→ What needs to be done
Without including any pictures, write out the listing below exactly.

======== Raw records

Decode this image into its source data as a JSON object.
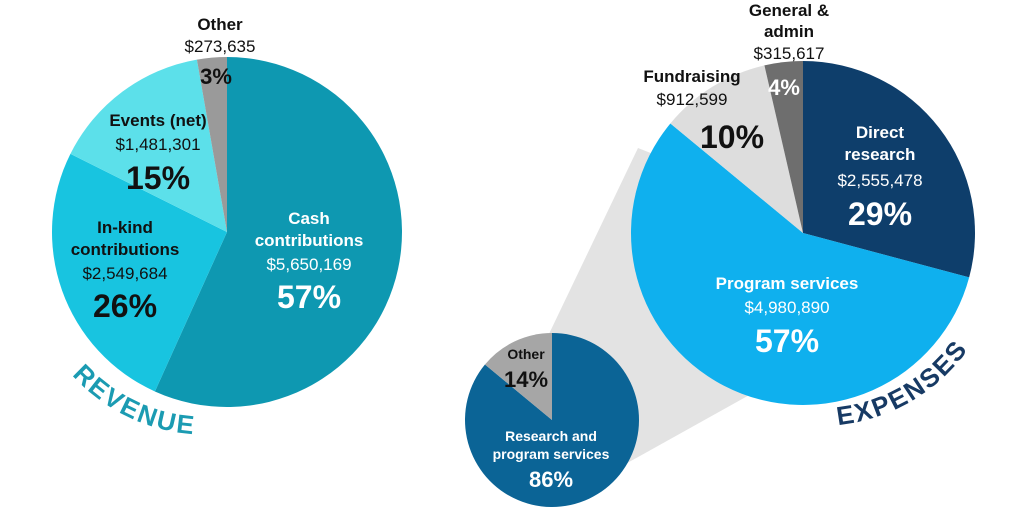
{
  "chart_data": [
    {
      "type": "pie",
      "title": "REVENUE",
      "colors": {
        "title": "#1b9bb2"
      },
      "slices": [
        {
          "name": "Cash contributions",
          "value": 5650169,
          "value_label": "$5,650,169",
          "percent": "57%",
          "color": "#0e98b1",
          "text_color": "#ffffff"
        },
        {
          "name": "In-kind contributions",
          "value": 2549684,
          "value_label": "$2,549,684",
          "percent": "26%",
          "color": "#18c4e0",
          "text_color": "#111111"
        },
        {
          "name": "Events (net)",
          "value": 1481301,
          "value_label": "$1,481,301",
          "percent": "15%",
          "color": "#5ce0ea",
          "text_color": "#111111"
        },
        {
          "name": "Other",
          "value": 273635,
          "value_label": "$273,635",
          "percent": "3%",
          "color": "#9a9a9a",
          "text_color": "#111111"
        }
      ]
    },
    {
      "type": "pie",
      "title": "EXPENSES",
      "colors": {
        "title": "#173a64"
      },
      "slices": [
        {
          "name": "Direct research",
          "value": 2555478,
          "value_label": "$2,555,478",
          "percent": "29%",
          "color": "#0e3e6b",
          "text_color": "#ffffff"
        },
        {
          "name": "Program services",
          "value": 4980890,
          "value_label": "$4,980,890",
          "percent": "57%",
          "color": "#0fb0ee",
          "text_color": "#ffffff"
        },
        {
          "name": "Fundraising",
          "value": 912599,
          "value_label": "$912,599",
          "percent": "10%",
          "color": "#dddddd",
          "text_color": "#111111"
        },
        {
          "name": "General & admin",
          "value": 315617,
          "value_label": "$315,617",
          "percent": "4%",
          "color": "#6e6e6e",
          "text_color": "#ffffff"
        }
      ]
    },
    {
      "type": "pie",
      "title": "",
      "slices": [
        {
          "name": "Research and program services",
          "value": 86,
          "percent": "86%",
          "color": "#0b6496",
          "text_color": "#ffffff"
        },
        {
          "name": "Other",
          "value": 14,
          "percent": "14%",
          "color": "#a6a6a6",
          "text_color": "#111111"
        }
      ]
    }
  ],
  "labels": {
    "revenue": {
      "cash_l1": "Cash",
      "cash_l2": "contributions",
      "inkind_l1": "In-kind",
      "inkind_l2": "contributions",
      "events_l1": "Events (net)",
      "other_l1": "Other"
    },
    "expenses": {
      "direct_l1": "Direct",
      "direct_l2": "research",
      "program_l1": "Program services",
      "fund_l1": "Fundraising",
      "ga_l1": "General &",
      "ga_l2": "admin"
    },
    "sub": {
      "rps_l1": "Research and",
      "rps_l2": "program services",
      "other_l1": "Other"
    }
  }
}
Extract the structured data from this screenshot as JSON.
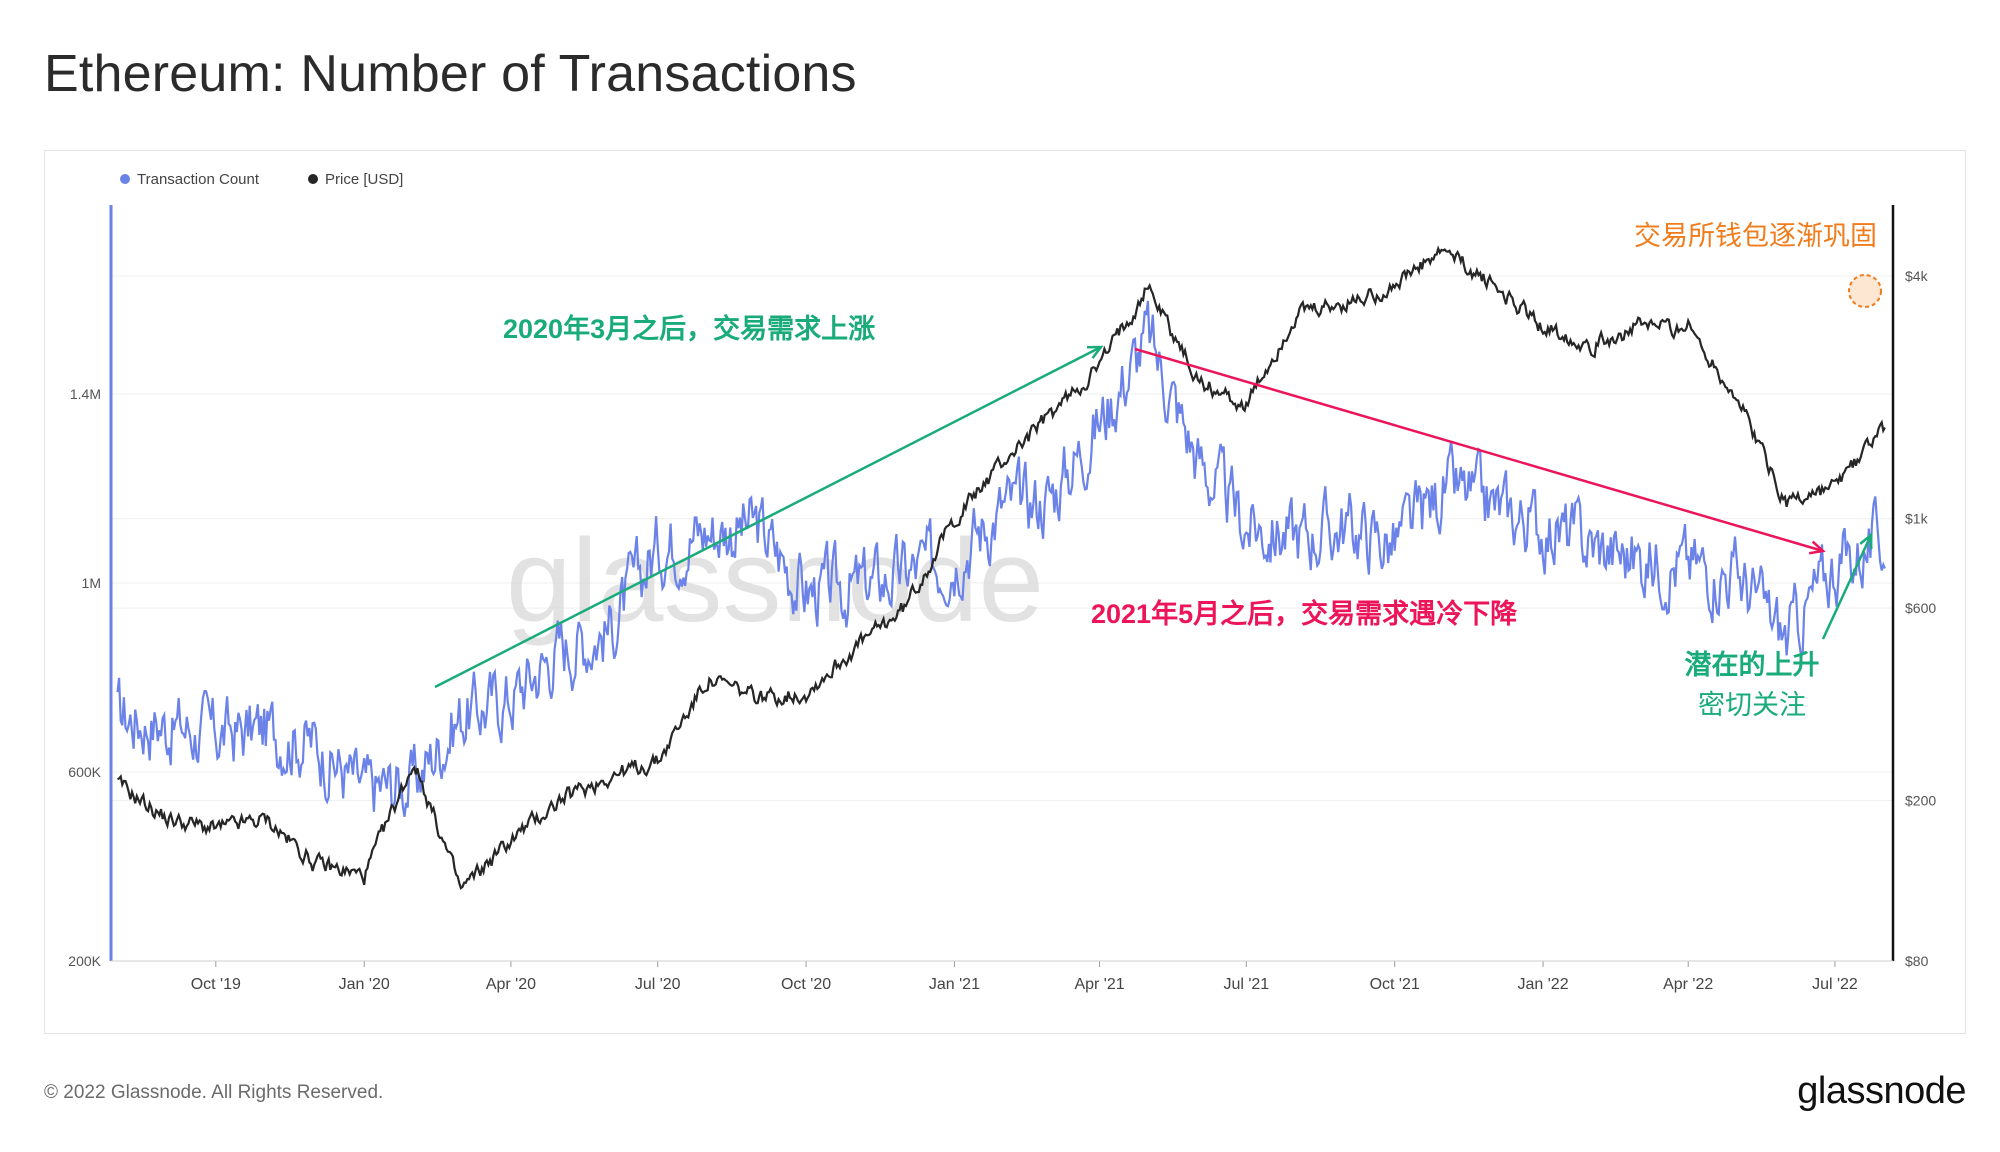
{
  "title": "Ethereum: Number of Transactions",
  "footer": {
    "copyright": "© 2022 Glassnode. All Rights Reserved.",
    "logo": "glassnode"
  },
  "watermark": "glassnode",
  "colors": {
    "transaction_count": "#6b83e8",
    "price": "#262626",
    "up_arrow": "#1aab7a",
    "down_arrow": "#ec1559",
    "exchange_note": "#f07c1c"
  },
  "chart_data": {
    "type": "line",
    "legend_position": "top-left",
    "grid": true,
    "x_ticks": [
      "Oct '19",
      "Jan '20",
      "Apr '20",
      "Jul '20",
      "Oct '20",
      "Jan '21",
      "Apr '21",
      "Jul '21",
      "Oct '21",
      "Jan '22",
      "Apr '22",
      "Jul '22"
    ],
    "y_left": {
      "ticks": [
        "200K",
        "600K",
        "1M",
        "1.4M"
      ],
      "range": [
        200000,
        1800000
      ]
    },
    "y_right": {
      "scale": "log",
      "ticks": [
        "$80",
        "$200",
        "$600",
        "$1k",
        "$4k"
      ],
      "range": [
        80,
        6000
      ]
    },
    "series": [
      {
        "name": "Transaction Count",
        "axis": "left",
        "x": [
          "2019-08-01",
          "2019-09-01",
          "2019-10-01",
          "2019-11-01",
          "2019-12-01",
          "2020-01-01",
          "2020-02-01",
          "2020-03-01",
          "2020-04-01",
          "2020-05-01",
          "2020-06-01",
          "2020-07-01",
          "2020-08-01",
          "2020-09-01",
          "2020-10-01",
          "2020-11-01",
          "2020-12-01",
          "2021-01-01",
          "2021-02-01",
          "2021-03-01",
          "2021-04-01",
          "2021-05-01",
          "2021-06-01",
          "2021-07-01",
          "2021-08-01",
          "2021-09-01",
          "2021-10-01",
          "2021-11-01",
          "2021-12-01",
          "2022-01-01",
          "2022-02-01",
          "2022-03-01",
          "2022-04-01",
          "2022-05-01",
          "2022-06-01",
          "2022-07-01",
          "2022-08-01"
        ],
        "values": [
          720000,
          700000,
          680000,
          690000,
          660000,
          560000,
          580000,
          720000,
          760000,
          860000,
          900000,
          1080000,
          1110000,
          1120000,
          980000,
          990000,
          1020000,
          1060000,
          1160000,
          1180000,
          1340000,
          1520000,
          1260000,
          1120000,
          1100000,
          1120000,
          1080000,
          1200000,
          1160000,
          1120000,
          1080000,
          1050000,
          1040000,
          1020000,
          880000,
          1040000,
          1090000
        ]
      },
      {
        "name": "Price [USD]",
        "axis": "right",
        "x": [
          "2019-08-01",
          "2019-09-01",
          "2019-10-01",
          "2019-11-01",
          "2019-12-01",
          "2020-01-01",
          "2020-02-01",
          "2020-03-01",
          "2020-04-01",
          "2020-05-01",
          "2020-06-01",
          "2020-07-01",
          "2020-08-01",
          "2020-09-01",
          "2020-10-01",
          "2020-11-01",
          "2020-12-01",
          "2021-01-01",
          "2021-02-01",
          "2021-03-01",
          "2021-04-01",
          "2021-05-01",
          "2021-06-01",
          "2021-07-01",
          "2021-08-01",
          "2021-09-01",
          "2021-10-01",
          "2021-11-01",
          "2021-12-01",
          "2022-01-01",
          "2022-02-01",
          "2022-03-01",
          "2022-04-01",
          "2022-05-01",
          "2022-06-01",
          "2022-07-01",
          "2022-08-01"
        ],
        "values": [
          220,
          180,
          170,
          180,
          140,
          130,
          250,
          120,
          160,
          200,
          230,
          250,
          400,
          360,
          370,
          480,
          600,
          1000,
          1400,
          1800,
          2400,
          3800,
          2200,
          1900,
          3200,
          3400,
          3800,
          4600,
          3800,
          3000,
          2700,
          3000,
          3000,
          2000,
          1100,
          1200,
          1700
        ]
      }
    ],
    "annotations": [
      {
        "text": "2020年3月之后，交易需求上涨"
      },
      {
        "text": "2021年5月之后，交易需求遇冷下降"
      },
      {
        "text": "潜在的上升"
      },
      {
        "text": "密切关注"
      },
      {
        "text": "交易所钱包逐渐巩固"
      }
    ]
  }
}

================

→ Full solution
Decode this image into its source data as a JSON object.
{
  "chart_data": [
    {
      "type": "pie",
      "title": "REVENUE",
      "colors": {
        "title": "#1b9bb2"
      },
      "slices": [
        {
          "name": "Cash contributions",
          "value": 5650169,
          "value_label": "$5,650,169",
          "percent": "57%",
          "color": "#0e98b1",
          "text_color": "#ffffff"
        },
        {
          "name": "In-kind contributions",
          "value": 2549684,
          "value_label": "$2,549,684",
          "percent": "26%",
          "color": "#18c4e0",
          "text_color": "#111111"
        },
        {
          "name": "Events (net)",
          "value": 1481301,
          "value_label": "$1,481,301",
          "percent": "15%",
          "color": "#5ce0ea",
          "text_color": "#111111"
        },
        {
          "name": "Other",
          "value": 273635,
          "value_label": "$273,635",
          "percent": "3%",
          "color": "#9a9a9a",
          "text_color": "#111111"
        }
      ]
    },
    {
      "type": "pie",
      "title": "EXPENSES",
      "colors": {
        "title": "#173a64"
      },
      "slices": [
        {
          "name": "Direct research",
          "value": 2555478,
          "value_label": "$2,555,478",
          "percent": "29%",
          "color": "#0e3e6b",
          "text_color": "#ffffff"
        },
        {
          "name": "Program services",
          "value": 4980890,
          "value_label": "$4,980,890",
          "percent": "57%",
          "color": "#0fb0ee",
          "text_color": "#ffffff"
        },
        {
          "name": "Fundraising",
          "value": 912599,
          "value_label": "$912,599",
          "percent": "10%",
          "color": "#dddddd",
          "text_color": "#111111"
        },
        {
          "name": "General & admin",
          "value": 315617,
          "value_label": "$315,617",
          "percent": "4%",
          "color": "#6e6e6e",
          "text_color": "#ffffff"
        }
      ]
    },
    {
      "type": "pie",
      "title": "",
      "slices": [
        {
          "name": "Research and program services",
          "value": 86,
          "percent": "86%",
          "color": "#0b6496",
          "text_color": "#ffffff"
        },
        {
          "name": "Other",
          "value": 14,
          "percent": "14%",
          "color": "#a6a6a6",
          "text_color": "#111111"
        }
      ]
    }
  ],
  "labels": {
    "revenue": {
      "cash_l1": "Cash",
      "cash_l2": "contributions",
      "inkind_l1": "In-kind",
      "inkind_l2": "contributions",
      "events_l1": "Events (net)",
      "other_l1": "Other"
    },
    "expenses": {
      "direct_l1": "Direct",
      "direct_l2": "research",
      "program_l1": "Program services",
      "fund_l1": "Fundraising",
      "ga_l1": "General &",
      "ga_l2": "admin"
    },
    "sub": {
      "rps_l1": "Research and",
      "rps_l2": "program services",
      "other_l1": "Other"
    }
  }
}
Extract the structured data from this screenshot as JSON.
{
  "title": "Ethereum: Number of Transactions",
  "footer": {
    "copyright": "© 2022 Glassnode. All Rights Reserved.",
    "logo": "glassnode"
  },
  "watermark": "glassnode",
  "colors": {
    "transaction_count": "#6b83e8",
    "price": "#262626",
    "up_arrow": "#1aab7a",
    "down_arrow": "#ec1559",
    "exchange_note": "#f07c1c"
  },
  "chart_data": {
    "type": "line",
    "legend_position": "top-left",
    "grid": true,
    "x_ticks": [
      "Oct '19",
      "Jan '20",
      "Apr '20",
      "Jul '20",
      "Oct '20",
      "Jan '21",
      "Apr '21",
      "Jul '21",
      "Oct '21",
      "Jan '22",
      "Apr '22",
      "Jul '22"
    ],
    "y_left": {
      "ticks": [
        "200K",
        "600K",
        "1M",
        "1.4M"
      ],
      "range": [
        200000,
        1800000
      ]
    },
    "y_right": {
      "scale": "log",
      "ticks": [
        "$80",
        "$200",
        "$600",
        "$1k",
        "$4k"
      ],
      "range": [
        80,
        6000
      ]
    },
    "series": [
      {
        "name": "Transaction Count",
        "axis": "left",
        "x": [
          "2019-08-01",
          "2019-09-01",
          "2019-10-01",
          "2019-11-01",
          "2019-12-01",
          "2020-01-01",
          "2020-02-01",
          "2020-03-01",
          "2020-04-01",
          "2020-05-01",
          "2020-06-01",
          "2020-07-01",
          "2020-08-01",
          "2020-09-01",
          "2020-10-01",
          "2020-11-01",
          "2020-12-01",
          "2021-01-01",
          "2021-02-01",
          "2021-03-01",
          "2021-04-01",
          "2021-05-01",
          "2021-06-01",
          "2021-07-01",
          "2021-08-01",
          "2021-09-01",
          "2021-10-01",
          "2021-11-01",
          "2021-12-01",
          "2022-01-01",
          "2022-02-01",
          "2022-03-01",
          "2022-04-01",
          "2022-05-01",
          "2022-06-01",
          "2022-07-01",
          "2022-08-01"
        ],
        "values": [
          720000,
          700000,
          680000,
          690000,
          660000,
          560000,
          580000,
          720000,
          760000,
          860000,
          900000,
          1080000,
          1110000,
          1120000,
          980000,
          990000,
          1020000,
          1060000,
          1160000,
          1180000,
          1340000,
          1520000,
          1260000,
          1120000,
          1100000,
          1120000,
          1080000,
          1200000,
          1160000,
          1120000,
          1080000,
          1050000,
          1040000,
          1020000,
          880000,
          1040000,
          1090000
        ]
      },
      {
        "name": "Price [USD]",
        "axis": "right",
        "x": [
          "2019-08-01",
          "2019-09-01",
          "2019-10-01",
          "2019-11-01",
          "2019-12-01",
          "2020-01-01",
          "2020-02-01",
          "2020-03-01",
          "2020-04-01",
          "2020-05-01",
          "2020-06-01",
          "2020-07-01",
          "2020-08-01",
          "2020-09-01",
          "2020-10-01",
          "2020-11-01",
          "2020-12-01",
          "2021-01-01",
          "2021-02-01",
          "2021-03-01",
          "2021-04-01",
          "2021-05-01",
          "2021-06-01",
          "2021-07-01",
          "2021-08-01",
          "2021-09-01",
          "2021-10-01",
          "2021-11-01",
          "2021-12-01",
          "2022-01-01",
          "2022-02-01",
          "2022-03-01",
          "2022-04-01",
          "2022-05-01",
          "2022-06-01",
          "2022-07-01",
          "2022-08-01"
        ],
        "values": [
          220,
          180,
          170,
          180,
          140,
          130,
          250,
          120,
          160,
          200,
          230,
          250,
          400,
          360,
          370,
          480,
          600,
          1000,
          1400,
          1800,
          2400,
          3800,
          2200,
          1900,
          3200,
          3400,
          3800,
          4600,
          3800,
          3000,
          2700,
          3000,
          3000,
          2000,
          1100,
          1200,
          1700
        ]
      }
    ],
    "annotations": [
      {
        "text": "2020年3月之后，交易需求上涨"
      },
      {
        "text": "2021年5月之后，交易需求遇冷下降"
      },
      {
        "text": "潜在的上升"
      },
      {
        "text": "密切关注"
      },
      {
        "text": "交易所钱包逐渐巩固"
      }
    ]
  }
}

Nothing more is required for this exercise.